» Instruction
Copy all the material below, exactly as it stands.

>> begin Provided records

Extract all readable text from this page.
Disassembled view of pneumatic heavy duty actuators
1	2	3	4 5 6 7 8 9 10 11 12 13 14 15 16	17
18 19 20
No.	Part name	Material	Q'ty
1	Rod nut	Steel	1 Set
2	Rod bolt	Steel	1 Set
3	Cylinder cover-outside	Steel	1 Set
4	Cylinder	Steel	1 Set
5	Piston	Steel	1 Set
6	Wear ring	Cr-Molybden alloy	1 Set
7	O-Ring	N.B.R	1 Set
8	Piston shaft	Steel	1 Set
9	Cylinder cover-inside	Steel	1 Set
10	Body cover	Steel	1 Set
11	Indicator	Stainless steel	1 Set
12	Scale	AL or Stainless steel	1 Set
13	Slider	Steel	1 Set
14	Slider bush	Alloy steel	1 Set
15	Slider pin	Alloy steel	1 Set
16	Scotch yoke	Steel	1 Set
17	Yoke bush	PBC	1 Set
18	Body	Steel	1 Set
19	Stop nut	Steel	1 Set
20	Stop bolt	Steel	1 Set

>> end Provided records

» Answer for this exercise
Extract all readable text from this page.
Disassembled view of pneumatic heavy duty actuators
1	2	3	4 5 6 7 8 9 10 11 12 13 14 15 16	17
18 19 20
No.	Part name	Material	Q'ty
1	Rod nut	Steel	1 Set
2	Rod bolt	Steel	1 Set
3	Cylinder cover-outside	Steel	1 Set
4	Cylinder	Steel	1 Set
5	Piston	Steel	1 Set
6	Wear ring	Cr-Molybden alloy	1 Set
7	O-Ring	N.B.R	1 Set
8	Piston shaft	Steel	1 Set
9	Cylinder cover-inside	Steel	1 Set
10	Body cover	Steel	1 Set
11	Indicator	Stainless steel	1 Set
12	Scale	AL or Stainless steel	1 Set
13	Slider	Steel	1 Set
14	Slider bush	Alloy steel	1 Set
15	Slider pin	Alloy steel	1 Set
16	Scotch yoke	Steel	1 Set
17	Yoke bush	PBC	1 Set
18	Body	Steel	1 Set
19	Stop nut	Steel	1 Set
20	Stop bolt	Steel	1 Set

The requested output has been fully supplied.